◆ EXERCISE ◆
Pick out the lines containing "information".

Collected data entries

_ _ _ _

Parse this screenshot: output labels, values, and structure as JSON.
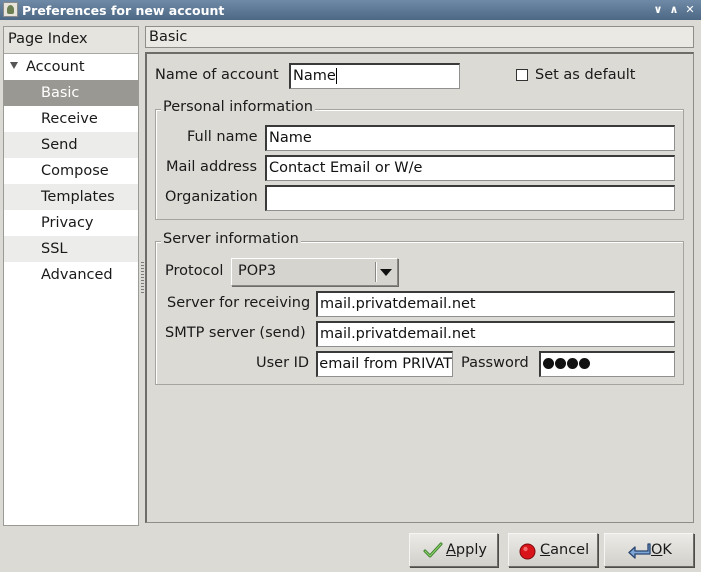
{
  "window": {
    "title": "Preferences for new account",
    "controls": [
      "∨",
      "∧",
      "✕"
    ]
  },
  "sidebar": {
    "header": "Page Index",
    "parent": "Account",
    "items": [
      "Basic",
      "Receive",
      "Send",
      "Compose",
      "Templates",
      "Privacy",
      "SSL",
      "Advanced"
    ],
    "selected": "Basic"
  },
  "page": {
    "header": "Basic",
    "account_name_label": "Name of account",
    "account_name_value": "Name",
    "set_default_label": "Set as default",
    "set_default_checked": false,
    "personal": {
      "legend": "Personal information",
      "full_name_label": "Full name",
      "full_name_value": "Name",
      "mail_label": "Mail address",
      "mail_value": "Contact Email or W/e",
      "org_label": "Organization",
      "org_value": ""
    },
    "server": {
      "legend": "Server information",
      "protocol_label": "Protocol",
      "protocol_value": "POP3",
      "receive_label": "Server for receiving",
      "receive_value": "mail.privatdemail.net",
      "smtp_label": "SMTP server (send)",
      "smtp_value": "mail.privatdemail.net",
      "userid_label": "User ID",
      "userid_value": "email from PRIVAT",
      "password_label": "Password",
      "password_length": 4
    }
  },
  "buttons": {
    "apply": "Apply",
    "cancel": "Cancel",
    "ok": "OK"
  },
  "colors": {
    "titlebar": "#5d7894",
    "selected_item": "#9a9892",
    "window_bg": "#dcdad5"
  }
}
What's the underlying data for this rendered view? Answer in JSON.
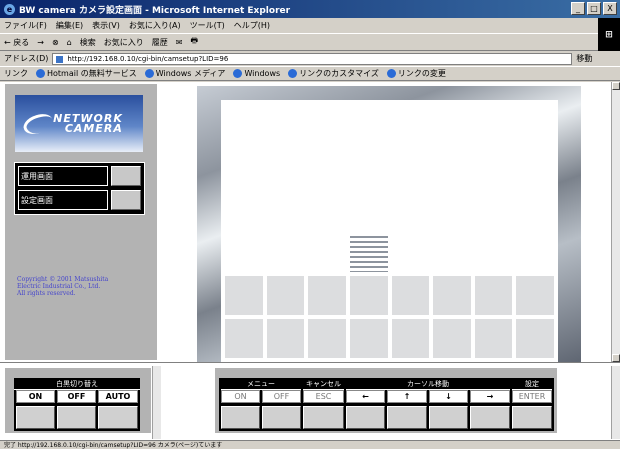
{
  "window": {
    "title": "BW camera カメラ設定画面 - Microsoft Internet Explorer",
    "controls": [
      "_",
      "□",
      "X"
    ]
  },
  "menu": [
    "ファイル(F)",
    "編集(E)",
    "表示(V)",
    "お気に入り(A)",
    "ツール(T)",
    "ヘルプ(H)"
  ],
  "toolbar": {
    "back": "← 戻る",
    "items": [
      "→",
      "⊗",
      "⌂",
      "検索",
      "お気に入り",
      "履歴",
      "✉",
      "🖶"
    ]
  },
  "address": {
    "label": "アドレス(D)",
    "url": "http://192.168.0.10/cgi-bin/camsetup?LID=96",
    "go": "移動"
  },
  "links": {
    "label": "リンク",
    "items": [
      "Hotmail の無料サービス",
      "Windows メディア",
      "Windows",
      "リンクのカスタマイズ",
      "リンクの変更"
    ]
  },
  "logo": {
    "line1": "NETWORK",
    "line2": "CAMERA"
  },
  "modes": [
    {
      "label": "運用画面"
    },
    {
      "label": "設定画面"
    }
  ],
  "copyright": [
    "Copyright © 2001 Matsushita",
    "Electric Industrial Co., Ltd.",
    "All rights reserved."
  ],
  "grid": {
    "rows": [
      [
        "off",
        "off",
        "off",
        "off",
        "off",
        "off",
        "off",
        "off"
      ],
      [
        "off",
        "off",
        "on",
        "off",
        "off",
        "off",
        "off",
        "off"
      ],
      [
        "off",
        "off",
        "on",
        "on",
        "off",
        "off",
        "off",
        "off"
      ],
      [
        "off",
        "off",
        "off",
        "sel",
        "off",
        "off",
        "off",
        "off"
      ],
      [
        "dk",
        "dk",
        "dk",
        "dk",
        "dk",
        "dk",
        "dk",
        "dk"
      ],
      [
        "dk",
        "dk",
        "dk",
        "dk",
        "dk",
        "dk",
        "dk",
        "dk"
      ]
    ]
  },
  "bw_control": {
    "header": "白黒切り替え",
    "buttons": [
      "ON",
      "OFF",
      "AUTO"
    ]
  },
  "main_control": {
    "menu_header": "メニュー",
    "cancel_header": "キャンセル",
    "cursor_header": "カーソル移動",
    "set_header": "設定",
    "buttons": [
      "ON",
      "OFF",
      "ESC",
      "←",
      "↑",
      "↓",
      "→",
      "ENTER"
    ]
  },
  "status": {
    "text": "完了 http://192.168.0.10/cgi-bin/camsetup?LID=96 カメラ(ページ)ています"
  }
}
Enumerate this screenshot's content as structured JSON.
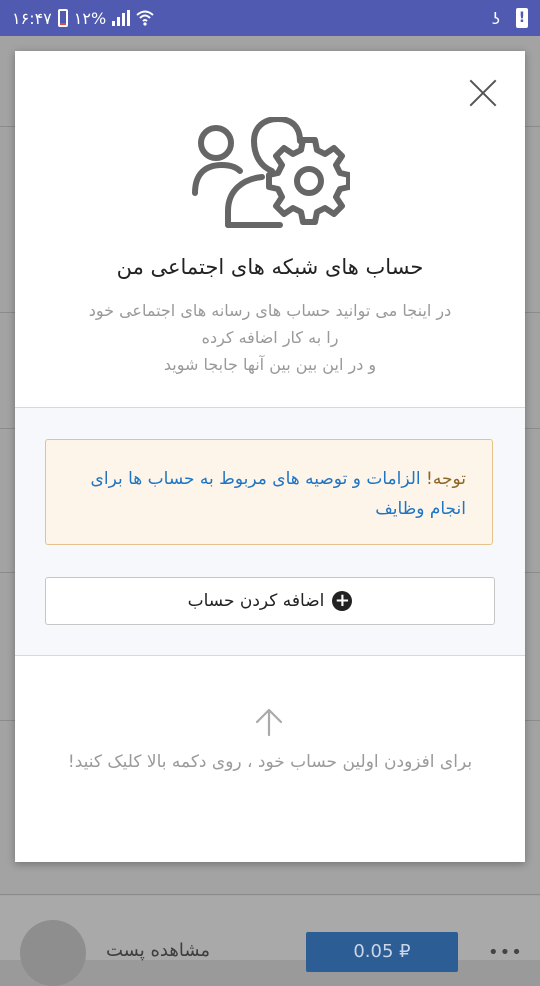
{
  "status_bar": {
    "time": "۱۶:۴۷",
    "battery": "۱۲%",
    "battery_level": 0.12,
    "notification_glyph": "ʖ",
    "alert_glyph": "!"
  },
  "background": {
    "item_label": "مشاهده پست",
    "item_price": "0.05 ₽",
    "more_glyph": "•••"
  },
  "dialog": {
    "title": "حساب های شبکه های اجتماعی من",
    "description_lines": [
      "در اینجا می توانید حساب های رسانه های اجتماعی خود",
      "را به کار اضافه کرده",
      "و در این بین بین آنها جابجا شوید"
    ],
    "notice": {
      "label": "توجه!",
      "link": "الزامات و توصیه های مربوط به حساب ها برای انجام وظایف"
    },
    "add_button_label": "اضافه کردن حساب",
    "hint": "برای افزودن اولین حساب خود ، روی دکمه بالا کلیک کنید!"
  },
  "icons": {
    "hero": "users-gear-icon",
    "close": "close-icon",
    "add": "plus-circle-icon",
    "arrow": "arrow-up-icon",
    "signal": "signal-icon",
    "wifi": "wifi-icon",
    "battery": "battery-icon"
  },
  "colors": {
    "status_bar": "#4f5ab0",
    "link": "#1f75c4",
    "notice_bg": "#fdf5ea",
    "notice_border": "#e6c288",
    "price_button": "#2d5d95"
  }
}
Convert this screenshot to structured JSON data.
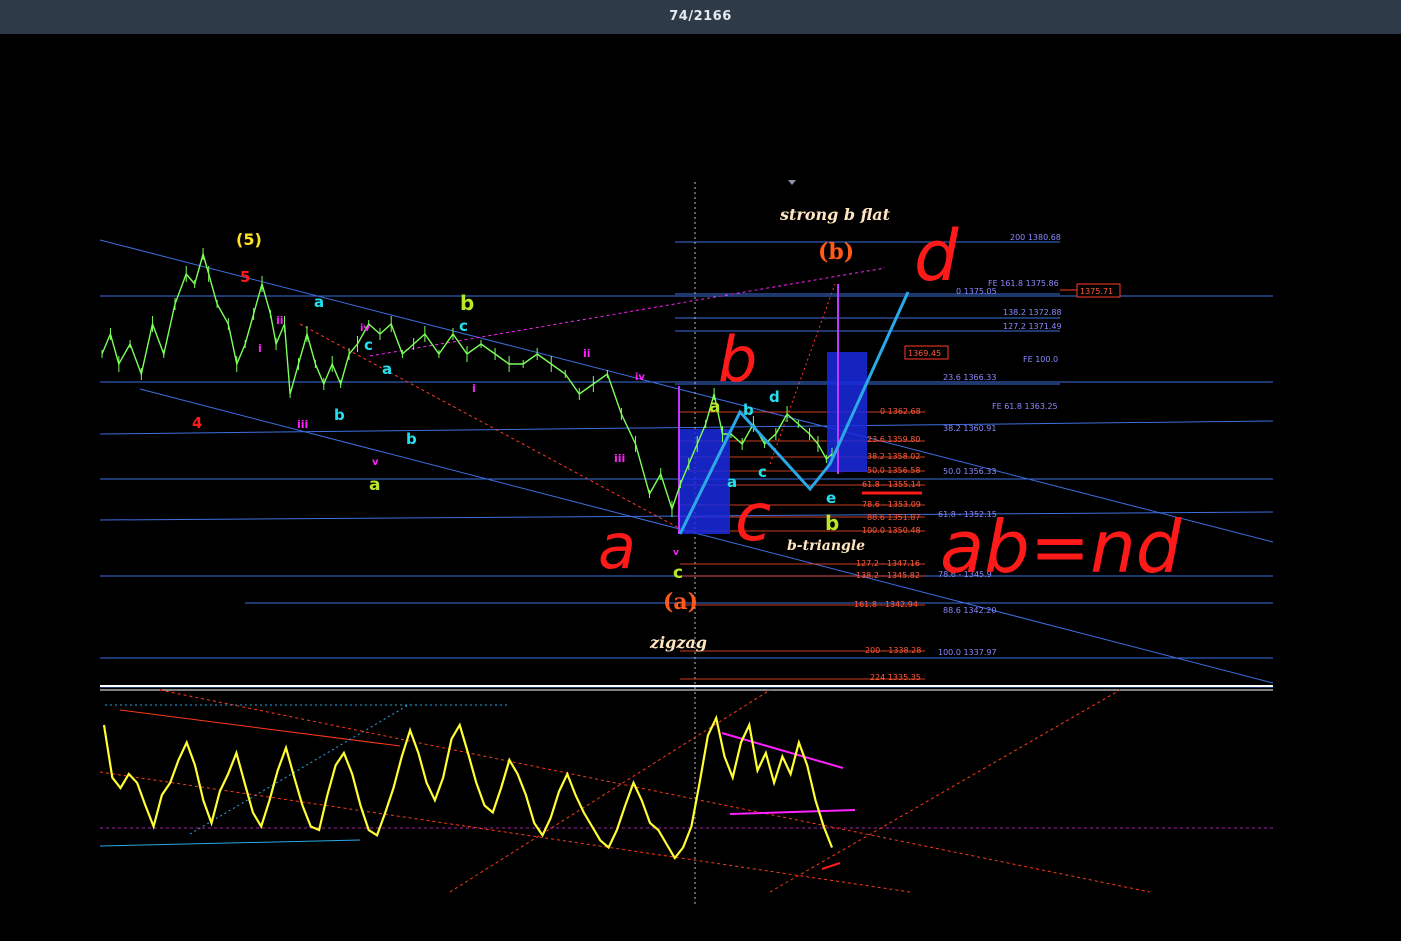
{
  "viewer": {
    "counter": "74/2166"
  },
  "colors": {
    "background": "#000000",
    "price": "#7cff5a",
    "channel": "#3d6fe0",
    "fib_blue": "#7a7ae6",
    "fib_red": "#ff4a2a",
    "oscillator": "#ffff33",
    "marker_red": "#ff1a1a",
    "marker_blue": "#2aa9e6"
  },
  "chart_data": {
    "type": "line",
    "title": "",
    "xlabel": "",
    "ylabel": "",
    "ylim": [
      1333,
      1383
    ],
    "price_path": [
      [
        0,
        1366
      ],
      [
        3,
        1368
      ],
      [
        6,
        1365
      ],
      [
        10,
        1367
      ],
      [
        14,
        1364
      ],
      [
        18,
        1369
      ],
      [
        22,
        1366
      ],
      [
        26,
        1371
      ],
      [
        30,
        1374
      ],
      [
        33,
        1373
      ],
      [
        36,
        1376
      ],
      [
        38,
        1374
      ],
      [
        41,
        1371
      ],
      [
        45,
        1369
      ],
      [
        48,
        1365
      ],
      [
        51,
        1367
      ],
      [
        54,
        1370
      ],
      [
        57,
        1373
      ],
      [
        60,
        1370
      ],
      [
        62,
        1367
      ],
      [
        65,
        1369
      ],
      [
        67,
        1362
      ],
      [
        70,
        1365
      ],
      [
        73,
        1368
      ],
      [
        76,
        1365
      ],
      [
        79,
        1363
      ],
      [
        82,
        1365
      ],
      [
        85,
        1363
      ],
      [
        88,
        1366
      ],
      [
        91,
        1367
      ],
      [
        95,
        1369
      ],
      [
        99,
        1368
      ],
      [
        103,
        1369
      ],
      [
        107,
        1366
      ],
      [
        111,
        1367
      ],
      [
        115,
        1368
      ],
      [
        120,
        1366
      ],
      [
        125,
        1368
      ],
      [
        130,
        1366
      ],
      [
        135,
        1367
      ],
      [
        140,
        1366
      ],
      [
        145,
        1365
      ],
      [
        150,
        1365
      ],
      [
        155,
        1366
      ],
      [
        160,
        1365
      ],
      [
        165,
        1364
      ],
      [
        170,
        1362
      ],
      [
        175,
        1363
      ],
      [
        180,
        1364
      ],
      [
        185,
        1360
      ],
      [
        190,
        1357
      ],
      [
        195,
        1352
      ],
      [
        199,
        1354
      ],
      [
        203,
        1350.5
      ],
      [
        206,
        1353
      ],
      [
        209,
        1355
      ],
      [
        212,
        1357
      ],
      [
        215,
        1359
      ],
      [
        218,
        1362
      ],
      [
        221,
        1358
      ],
      [
        224,
        1358
      ],
      [
        228,
        1357
      ],
      [
        232,
        1359
      ],
      [
        236,
        1357
      ],
      [
        240,
        1358
      ],
      [
        244,
        1360
      ],
      [
        248,
        1359
      ],
      [
        252,
        1358
      ],
      [
        255,
        1357
      ],
      [
        258,
        1355.5
      ],
      [
        260,
        1356
      ]
    ],
    "wave_labels": [
      {
        "text": "(5)",
        "color": "#ffe022"
      },
      {
        "text": "5",
        "color": "#ff1a1a"
      },
      {
        "text": "4",
        "color": "#ff1a1a"
      },
      {
        "text": "i",
        "color": "#ff22ff"
      },
      {
        "text": "ii",
        "color": "#ff22ff"
      },
      {
        "text": "iii",
        "color": "#ff22ff"
      },
      {
        "text": "iv",
        "color": "#ff22ff"
      },
      {
        "text": "v",
        "color": "#ff22ff"
      },
      {
        "text": "a",
        "color": "#22e0f0"
      },
      {
        "text": "b",
        "color": "#22e0f0"
      },
      {
        "text": "c",
        "color": "#22e0f0"
      },
      {
        "text": "a",
        "color": "#22e0f0"
      },
      {
        "text": "b",
        "color": "#22e0f0"
      },
      {
        "text": "a",
        "color": "#b8e62a"
      },
      {
        "text": "b",
        "color": "#b8e62a"
      },
      {
        "text": "c",
        "color": "#22e0f0"
      },
      {
        "text": "i",
        "color": "#ff22ff"
      },
      {
        "text": "ii",
        "color": "#ff22ff"
      },
      {
        "text": "iv",
        "color": "#ff22ff"
      },
      {
        "text": "iii",
        "color": "#ff22ff"
      },
      {
        "text": "v",
        "color": "#ff22ff"
      },
      {
        "text": "c",
        "color": "#b8e62a"
      },
      {
        "text": "a",
        "color": "#b8e62a"
      },
      {
        "text": "b",
        "color": "#22e0f0"
      },
      {
        "text": "d",
        "color": "#22e0f0"
      },
      {
        "text": "a",
        "color": "#22e0f0"
      },
      {
        "text": "c",
        "color": "#22e0f0"
      },
      {
        "text": "e",
        "color": "#22e0f0"
      },
      {
        "text": "b",
        "color": "#b8e62a"
      }
    ],
    "annotations": {
      "strong_b_flat": "strong b flat",
      "wave_b": "(b)",
      "wave_a": "(a)",
      "zigzag": "zigzag",
      "b_triangle": "b-triangle"
    },
    "handwriting": {
      "a": "a",
      "b": "b",
      "c": "c",
      "d": "d",
      "formula": "ab=nd"
    },
    "price_boxes": [
      "1375.71",
      "1369.45"
    ],
    "fib_blue_labels": [
      "200 1380.68",
      "FE 161.8 1375.86",
      "0 1375.05",
      "138.2 1372.88",
      "127.2 1371.49",
      "FE 100.0",
      "23.6 1366.33",
      "FE 61.8 1363.25",
      "38.2 1360.91",
      "50.0 1356.33",
      "61.8 - 1352.15",
      "78.6 - 1345.9",
      "88.6 1342.20",
      "100.0 1337.97"
    ],
    "fib_red_labels": [
      "0 1362.68",
      "23.6 1359.80",
      "38.2 1358.02",
      "50.0 1356.58",
      "61.8 - 1355.14",
      "78.6 - 1353.09",
      "88.6 1351.87",
      "100.0 1350.48",
      "127.2 - 1347.16",
      "138.2 - 1345.82",
      "161.8 - 1342.94",
      "200 - 1338.28",
      "224 1335.35"
    ],
    "oscillator": {
      "ylim": [
        0,
        100
      ],
      "values": [
        88,
        58,
        52,
        60,
        55,
        42,
        30,
        48,
        55,
        68,
        78,
        65,
        45,
        32,
        50,
        60,
        72,
        55,
        38,
        30,
        45,
        62,
        75,
        58,
        42,
        30,
        28,
        48,
        65,
        72,
        60,
        42,
        28,
        25,
        38,
        52,
        70,
        85,
        72,
        55,
        45,
        58,
        80,
        88,
        72,
        55,
        42,
        38,
        52,
        68,
        60,
        48,
        32,
        25,
        35,
        50,
        60,
        48,
        38,
        30,
        22,
        18,
        28,
        42,
        55,
        45,
        32,
        28,
        20,
        12,
        18,
        30,
        55,
        82,
        92,
        70,
        58,
        78,
        88,
        62,
        72,
        55,
        70,
        60,
        78,
        65,
        45,
        30,
        18
      ]
    }
  }
}
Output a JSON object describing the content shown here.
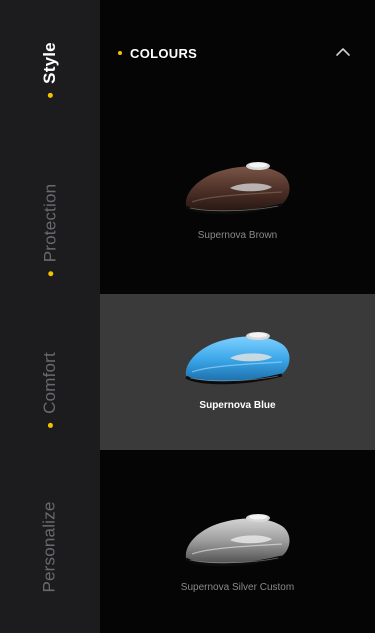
{
  "sidebar": {
    "items": [
      {
        "label": "Style",
        "active": true
      },
      {
        "label": "Protection",
        "active": false
      },
      {
        "label": "Comfort",
        "active": false
      },
      {
        "label": "Personalize",
        "active": false
      }
    ]
  },
  "section": {
    "title": "COLOURS",
    "collapse_icon": "chevron-up-icon"
  },
  "colours": [
    {
      "label": "Supernova Brown",
      "color": "#5a3a2e",
      "selected": false
    },
    {
      "label": "Supernova Blue",
      "color": "#3aa6e8",
      "selected": true
    },
    {
      "label": "Supernova Silver Custom",
      "color": "#9a9a9a",
      "selected": false
    }
  ],
  "theme": {
    "accent": "#f2c200",
    "sidebar_bg": "#1c1c1f",
    "selected_bg": "#3a3a3a"
  }
}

_ _ _ _

◆ TASK ANSWER ◆
      "legend": "Personal information",
      "legend": "Server information",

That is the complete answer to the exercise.